PROBLEM STATEMENT →
Retype all material exactly. Pictures stay out of the copy.

PROVIDED DATA →
──────

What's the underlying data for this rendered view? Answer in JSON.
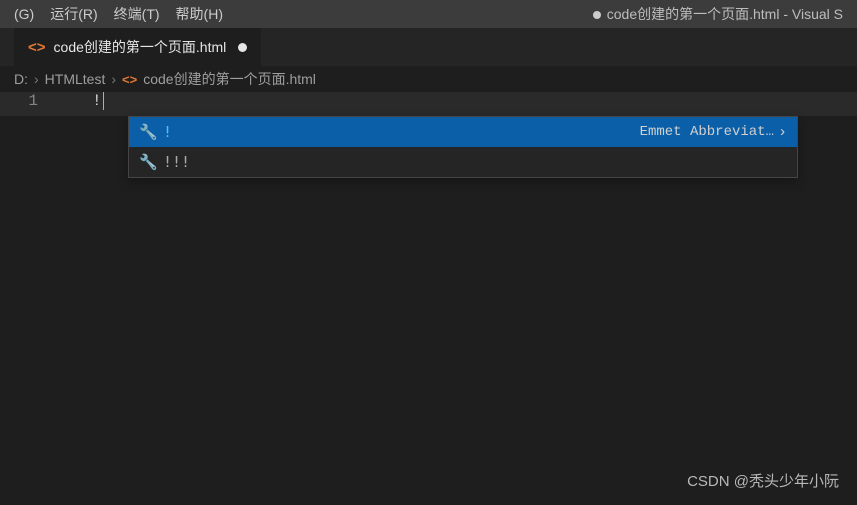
{
  "menubar": {
    "items": [
      "(G)",
      "运行(R)",
      "终端(T)",
      "帮助(H)"
    ],
    "window_title": "code创建的第一个页面.html - Visual S"
  },
  "tab": {
    "filename": "code创建的第一个页面.html",
    "dirty": true
  },
  "breadcrumbs": {
    "parts": [
      "D:",
      "HTMLtest",
      "code创建的第一个页面.html"
    ]
  },
  "editor": {
    "line_number": "1",
    "typed": "!"
  },
  "suggest": {
    "items": [
      {
        "label": "!",
        "desc": "Emmet Abbreviat…",
        "selected": true
      },
      {
        "label": "!!!",
        "desc": "",
        "selected": false
      }
    ]
  },
  "watermark": "CSDN @秃头少年小阮"
}
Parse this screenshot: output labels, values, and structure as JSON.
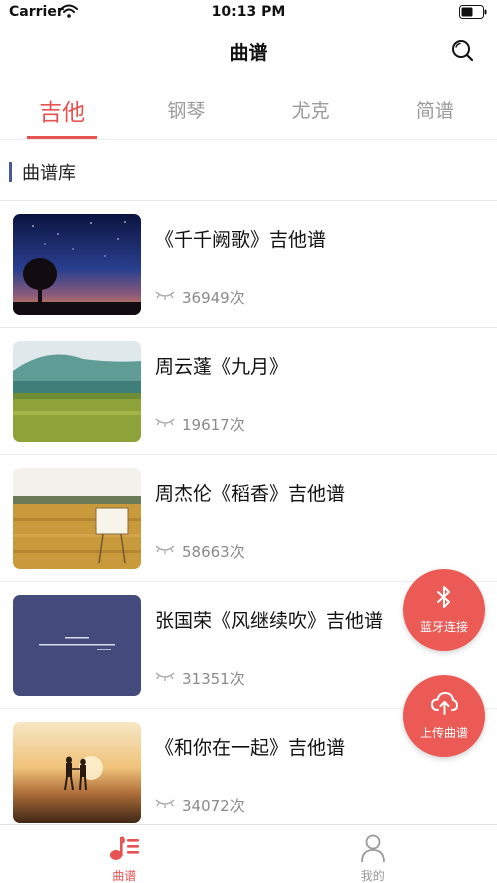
{
  "status_bar": {
    "carrier": "Carrier",
    "time": "10:13 PM"
  },
  "nav": {
    "title": "曲谱"
  },
  "tabs": [
    {
      "label": "吉他",
      "active": true
    },
    {
      "label": "钢琴",
      "active": false
    },
    {
      "label": "尤克",
      "active": false
    },
    {
      "label": "简谱",
      "active": false
    }
  ],
  "section": {
    "title": "曲谱库"
  },
  "items": [
    {
      "title": "《千千阙歌》吉他谱",
      "views": "36949次"
    },
    {
      "title": "周云蓬《九月》",
      "views": "19617次"
    },
    {
      "title": "周杰伦《稻香》吉他谱",
      "views": "58663次"
    },
    {
      "title": "张国荣《风继续吹》吉他谱",
      "views": "31351次"
    },
    {
      "title": "《和你在一起》吉他谱",
      "views": "34072次"
    }
  ],
  "fabs": {
    "bluetooth": "蓝牙连接",
    "upload": "上传曲谱"
  },
  "tab_bar": [
    {
      "label": "曲谱",
      "active": true
    },
    {
      "label": "我的",
      "active": false
    }
  ],
  "colors": {
    "accent": "#e75252",
    "fab": "#eb5a55",
    "section_bar": "#4b5a96"
  }
}
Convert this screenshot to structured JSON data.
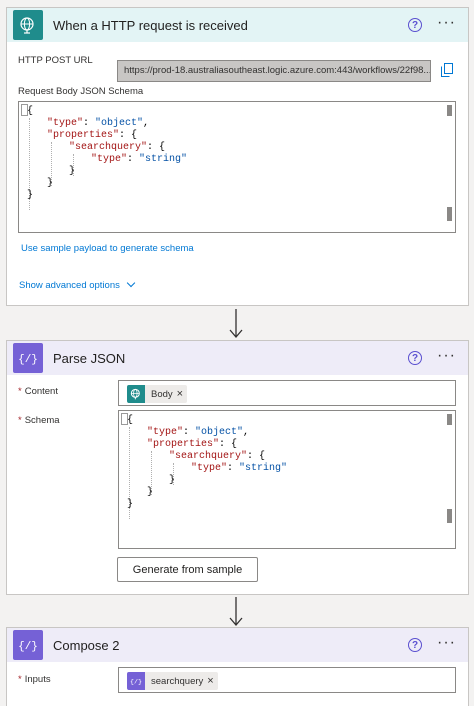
{
  "trigger": {
    "title": "When a HTTP request is received",
    "url_label": "HTTP POST URL",
    "url_value": "https://prod-18.australiasoutheast.logic.azure.com:443/workflows/22f98...",
    "schema_label": "Request Body JSON Schema",
    "code": [
      "{",
      "\"type\": \"object\",",
      "\"properties\": {",
      "\"searchquery\": {",
      "\"type\": \"string\"",
      "}",
      "}",
      "}"
    ],
    "sample_link": "Use sample payload to generate schema",
    "advanced_link": "Show advanced options"
  },
  "parse": {
    "title": "Parse JSON",
    "content_label": "Content",
    "content_token": "Body",
    "schema_label": "Schema",
    "generate_button": "Generate from sample"
  },
  "compose": {
    "title": "Compose 2",
    "inputs_label": "Inputs",
    "inputs_token": "searchquery"
  },
  "code_tokens": {
    "type_key": "\"type\"",
    "object_val": "\"object\"",
    "properties_key": "\"properties\"",
    "searchquery_key": "\"searchquery\"",
    "string_val": "\"string\""
  },
  "colors": {
    "trigger_header": "#e3f4f5",
    "trigger_icon": "#1f8c8c",
    "action_header": "#eeecf8",
    "action_icon": "#7561d6",
    "link": "#0078d4",
    "required": "#a4262c"
  },
  "icons": {
    "trigger": "globe-request-icon",
    "action": "braces-icon",
    "help": "help-circle-icon",
    "more": "more-ellipsis-icon",
    "copy": "copy-icon"
  }
}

──────

EXERCISE SOLUTION →
What's the underlying data for this rendered view? Answer in JSON.
{
  "menubar": {
    "items": [
      "(G)",
      "运行(R)",
      "终端(T)",
      "帮助(H)"
    ],
    "window_title": "code创建的第一个页面.html - Visual S"
  },
  "tab": {
    "filename": "code创建的第一个页面.html",
    "dirty": true
  },
  "breadcrumbs": {
    "parts": [
      "D:",
      "HTMLtest",
      "code创建的第一个页面.html"
    ]
  },
  "editor": {
    "line_number": "1",
    "typed": "!"
  },
  "suggest": {
    "items": [
      {
        "label": "!",
        "desc": "Emmet Abbreviat…",
        "selected": true
      },
      {
        "label": "!!!",
        "desc": "",
        "selected": false
      }
    ]
  },
  "watermark": "CSDN @秃头少年小阮"
}
Parse this screenshot: output labels, values, and structure as JSON.
{
  "status_bar": {
    "carrier": "Carrier",
    "time": "10:13 PM"
  },
  "nav": {
    "title": "曲谱"
  },
  "tabs": [
    {
      "label": "吉他",
      "active": true
    },
    {
      "label": "钢琴",
      "active": false
    },
    {
      "label": "尤克",
      "active": false
    },
    {
      "label": "简谱",
      "active": false
    }
  ],
  "section": {
    "title": "曲谱库"
  },
  "items": [
    {
      "title": "《千千阙歌》吉他谱",
      "views": "36949次"
    },
    {
      "title": "周云蓬《九月》",
      "views": "19617次"
    },
    {
      "title": "周杰伦《稻香》吉他谱",
      "views": "58663次"
    },
    {
      "title": "张国荣《风继续吹》吉他谱",
      "views": "31351次"
    },
    {
      "title": "《和你在一起》吉他谱",
      "views": "34072次"
    }
  ],
  "fabs": {
    "bluetooth": "蓝牙连接",
    "upload": "上传曲谱"
  },
  "tab_bar": [
    {
      "label": "曲谱",
      "active": true
    },
    {
      "label": "我的",
      "active": false
    }
  ],
  "colors": {
    "accent": "#e75252",
    "fab": "#eb5a55",
    "section_bar": "#4b5a96"
  }
}
Convert this screenshot to structured JSON data.
{
  "trigger": {
    "title": "When a HTTP request is received",
    "url_label": "HTTP POST URL",
    "url_value": "https://prod-18.australiasoutheast.logic.azure.com:443/workflows/22f98...",
    "schema_label": "Request Body JSON Schema",
    "code": [
      "{",
      "\"type\": \"object\",",
      "\"properties\": {",
      "\"searchquery\": {",
      "\"type\": \"string\"",
      "}",
      "}",
      "}"
    ],
    "sample_link": "Use sample payload to generate schema",
    "advanced_link": "Show advanced options"
  },
  "parse": {
    "title": "Parse JSON",
    "content_label": "Content",
    "content_token": "Body",
    "schema_label": "Schema",
    "generate_button": "Generate from sample"
  },
  "compose": {
    "title": "Compose 2",
    "inputs_label": "Inputs",
    "inputs_token": "searchquery"
  },
  "code_tokens": {
    "type_key": "\"type\"",
    "object_val": "\"object\"",
    "properties_key": "\"properties\"",
    "searchquery_key": "\"searchquery\"",
    "string_val": "\"string\""
  },
  "colors": {
    "trigger_header": "#e3f4f5",
    "trigger_icon": "#1f8c8c",
    "action_header": "#eeecf8",
    "action_icon": "#7561d6",
    "link": "#0078d4",
    "required": "#a4262c"
  },
  "icons": {
    "trigger": "globe-request-icon",
    "action": "braces-icon",
    "help": "help-circle-icon",
    "more": "more-ellipsis-icon",
    "copy": "copy-icon"
  }
}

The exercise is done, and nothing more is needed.